_YOUR OBJECTIVE_
Show every line that has the string "sleeves" in it.

Saved data entries
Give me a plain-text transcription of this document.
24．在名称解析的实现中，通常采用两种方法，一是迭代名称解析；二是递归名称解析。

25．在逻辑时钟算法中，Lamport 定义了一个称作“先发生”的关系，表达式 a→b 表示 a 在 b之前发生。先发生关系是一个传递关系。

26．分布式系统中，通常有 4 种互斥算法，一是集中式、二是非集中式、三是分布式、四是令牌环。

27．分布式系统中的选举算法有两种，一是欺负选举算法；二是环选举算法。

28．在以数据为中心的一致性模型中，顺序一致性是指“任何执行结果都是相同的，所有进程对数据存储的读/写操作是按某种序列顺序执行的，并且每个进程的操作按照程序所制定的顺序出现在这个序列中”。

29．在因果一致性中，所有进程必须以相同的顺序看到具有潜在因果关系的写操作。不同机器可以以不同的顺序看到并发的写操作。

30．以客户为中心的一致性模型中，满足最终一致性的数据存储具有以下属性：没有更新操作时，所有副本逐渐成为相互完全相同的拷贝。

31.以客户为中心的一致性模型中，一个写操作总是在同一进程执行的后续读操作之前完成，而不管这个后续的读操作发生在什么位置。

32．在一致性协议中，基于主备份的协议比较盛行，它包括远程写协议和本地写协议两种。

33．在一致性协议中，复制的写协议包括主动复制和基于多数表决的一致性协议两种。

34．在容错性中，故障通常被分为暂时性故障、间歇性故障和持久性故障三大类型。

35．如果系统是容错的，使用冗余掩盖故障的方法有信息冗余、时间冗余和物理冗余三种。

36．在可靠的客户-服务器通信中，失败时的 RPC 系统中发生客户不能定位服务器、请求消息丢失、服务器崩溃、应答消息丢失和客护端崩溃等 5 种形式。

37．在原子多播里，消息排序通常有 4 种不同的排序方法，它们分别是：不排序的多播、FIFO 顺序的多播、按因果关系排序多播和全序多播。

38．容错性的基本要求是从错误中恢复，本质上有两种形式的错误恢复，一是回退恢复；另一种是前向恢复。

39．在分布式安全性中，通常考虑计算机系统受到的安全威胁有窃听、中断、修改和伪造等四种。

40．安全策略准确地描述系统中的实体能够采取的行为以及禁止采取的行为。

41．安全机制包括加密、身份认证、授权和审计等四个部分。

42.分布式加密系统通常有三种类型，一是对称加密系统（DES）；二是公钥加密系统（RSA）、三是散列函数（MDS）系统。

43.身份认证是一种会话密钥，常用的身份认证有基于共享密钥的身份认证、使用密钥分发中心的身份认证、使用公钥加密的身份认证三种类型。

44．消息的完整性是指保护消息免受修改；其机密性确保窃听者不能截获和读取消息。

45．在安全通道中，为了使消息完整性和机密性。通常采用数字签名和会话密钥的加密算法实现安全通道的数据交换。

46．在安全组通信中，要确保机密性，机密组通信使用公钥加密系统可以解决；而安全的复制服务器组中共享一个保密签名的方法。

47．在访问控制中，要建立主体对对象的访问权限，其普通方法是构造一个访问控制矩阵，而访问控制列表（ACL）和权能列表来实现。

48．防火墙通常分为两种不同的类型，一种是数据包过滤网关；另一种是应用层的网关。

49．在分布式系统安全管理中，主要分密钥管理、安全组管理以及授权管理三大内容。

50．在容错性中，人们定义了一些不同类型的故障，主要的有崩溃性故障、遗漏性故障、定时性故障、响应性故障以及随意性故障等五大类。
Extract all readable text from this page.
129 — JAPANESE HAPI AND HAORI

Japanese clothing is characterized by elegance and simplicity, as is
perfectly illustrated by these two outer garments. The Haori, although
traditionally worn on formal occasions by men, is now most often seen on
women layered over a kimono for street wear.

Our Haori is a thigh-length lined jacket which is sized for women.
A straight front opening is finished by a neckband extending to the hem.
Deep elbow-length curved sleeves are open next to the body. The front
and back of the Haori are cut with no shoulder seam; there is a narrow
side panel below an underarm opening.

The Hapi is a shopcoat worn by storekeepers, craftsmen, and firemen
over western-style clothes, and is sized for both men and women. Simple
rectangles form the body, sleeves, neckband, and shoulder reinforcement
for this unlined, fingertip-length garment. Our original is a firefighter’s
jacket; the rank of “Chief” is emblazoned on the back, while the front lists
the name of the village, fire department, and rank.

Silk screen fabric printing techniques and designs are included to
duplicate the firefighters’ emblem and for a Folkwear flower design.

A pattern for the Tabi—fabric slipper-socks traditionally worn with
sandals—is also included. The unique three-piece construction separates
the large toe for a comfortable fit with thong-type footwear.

_RESULT_
Deep elbow-length curved sleeves are open next to the body. The front
rectangles form the body, sleeves, neckband, and shoulder reinforcement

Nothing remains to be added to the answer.